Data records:
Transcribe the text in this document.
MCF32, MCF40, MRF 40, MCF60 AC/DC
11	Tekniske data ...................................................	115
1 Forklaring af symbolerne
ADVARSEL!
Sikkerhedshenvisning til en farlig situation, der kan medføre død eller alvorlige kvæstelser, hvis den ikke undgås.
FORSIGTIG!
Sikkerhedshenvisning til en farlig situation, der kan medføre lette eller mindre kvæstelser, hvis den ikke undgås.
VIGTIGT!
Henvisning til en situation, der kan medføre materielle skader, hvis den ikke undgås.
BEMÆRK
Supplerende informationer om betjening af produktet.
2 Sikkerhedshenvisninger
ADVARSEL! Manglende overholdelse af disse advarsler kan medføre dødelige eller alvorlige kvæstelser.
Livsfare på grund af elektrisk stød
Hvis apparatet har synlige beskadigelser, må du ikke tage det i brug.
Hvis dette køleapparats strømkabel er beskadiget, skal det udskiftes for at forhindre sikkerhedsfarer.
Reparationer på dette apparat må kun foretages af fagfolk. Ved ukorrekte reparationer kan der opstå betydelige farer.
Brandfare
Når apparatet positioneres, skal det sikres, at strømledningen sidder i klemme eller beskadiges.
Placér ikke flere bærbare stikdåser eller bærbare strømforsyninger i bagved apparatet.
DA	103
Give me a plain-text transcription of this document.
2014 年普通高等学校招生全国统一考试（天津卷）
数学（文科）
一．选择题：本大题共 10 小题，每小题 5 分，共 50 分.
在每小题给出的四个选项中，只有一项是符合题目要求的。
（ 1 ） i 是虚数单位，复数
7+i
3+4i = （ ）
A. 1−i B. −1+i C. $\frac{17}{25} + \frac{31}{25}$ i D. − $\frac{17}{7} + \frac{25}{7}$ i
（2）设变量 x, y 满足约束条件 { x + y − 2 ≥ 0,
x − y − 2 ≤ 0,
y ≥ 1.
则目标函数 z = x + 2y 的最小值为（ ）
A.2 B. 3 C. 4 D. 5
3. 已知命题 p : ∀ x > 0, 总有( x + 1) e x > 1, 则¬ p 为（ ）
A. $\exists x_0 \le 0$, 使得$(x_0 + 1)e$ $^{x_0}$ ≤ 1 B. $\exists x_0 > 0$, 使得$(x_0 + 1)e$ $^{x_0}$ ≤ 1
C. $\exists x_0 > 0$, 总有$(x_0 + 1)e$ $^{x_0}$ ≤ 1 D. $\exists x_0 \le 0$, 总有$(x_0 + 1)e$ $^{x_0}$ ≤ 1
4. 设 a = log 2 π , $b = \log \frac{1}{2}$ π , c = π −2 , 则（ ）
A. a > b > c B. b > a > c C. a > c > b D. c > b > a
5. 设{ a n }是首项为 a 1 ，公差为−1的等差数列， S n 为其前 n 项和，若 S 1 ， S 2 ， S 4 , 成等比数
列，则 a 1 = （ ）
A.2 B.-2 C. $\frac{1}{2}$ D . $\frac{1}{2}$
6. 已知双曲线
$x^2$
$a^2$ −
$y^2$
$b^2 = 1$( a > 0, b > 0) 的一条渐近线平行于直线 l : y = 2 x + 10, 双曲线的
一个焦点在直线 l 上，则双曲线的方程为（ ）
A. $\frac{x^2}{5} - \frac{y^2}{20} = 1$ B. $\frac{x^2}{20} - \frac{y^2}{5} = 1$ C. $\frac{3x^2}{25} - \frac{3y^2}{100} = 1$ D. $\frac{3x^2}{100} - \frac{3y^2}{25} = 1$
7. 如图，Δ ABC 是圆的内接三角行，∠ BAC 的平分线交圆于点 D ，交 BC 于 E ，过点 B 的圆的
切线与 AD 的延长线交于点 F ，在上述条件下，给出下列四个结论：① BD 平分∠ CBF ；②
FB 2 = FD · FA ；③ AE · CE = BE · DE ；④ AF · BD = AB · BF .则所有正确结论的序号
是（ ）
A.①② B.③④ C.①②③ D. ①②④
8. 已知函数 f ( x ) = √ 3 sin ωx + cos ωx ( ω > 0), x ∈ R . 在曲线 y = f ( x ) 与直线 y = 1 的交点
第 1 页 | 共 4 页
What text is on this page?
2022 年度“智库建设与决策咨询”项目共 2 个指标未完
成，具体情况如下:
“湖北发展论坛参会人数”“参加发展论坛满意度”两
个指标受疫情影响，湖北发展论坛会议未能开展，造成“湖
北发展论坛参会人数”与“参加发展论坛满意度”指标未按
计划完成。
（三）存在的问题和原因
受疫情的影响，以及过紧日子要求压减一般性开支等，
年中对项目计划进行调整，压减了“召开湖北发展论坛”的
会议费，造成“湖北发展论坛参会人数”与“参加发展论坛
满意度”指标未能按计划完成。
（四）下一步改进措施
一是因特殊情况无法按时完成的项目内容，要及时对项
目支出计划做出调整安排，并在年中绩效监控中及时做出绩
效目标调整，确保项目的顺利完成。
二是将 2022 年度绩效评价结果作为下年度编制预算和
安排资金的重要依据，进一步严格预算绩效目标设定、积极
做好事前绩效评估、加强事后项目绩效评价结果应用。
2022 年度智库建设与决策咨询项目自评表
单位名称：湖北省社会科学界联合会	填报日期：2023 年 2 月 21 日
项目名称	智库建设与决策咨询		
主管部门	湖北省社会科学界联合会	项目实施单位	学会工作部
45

[WORK INSTRUCTIONS] Filter the records down to the lines that contain the string "参加发展论坛满意度", and copy those lines.

[SOLUTION TO THE EXERCISE]
“湖北发展论坛参会人数”“参加发展论坛满意度”两
北发展论坛参会人数”与“参加发展论坛满意度”指标未按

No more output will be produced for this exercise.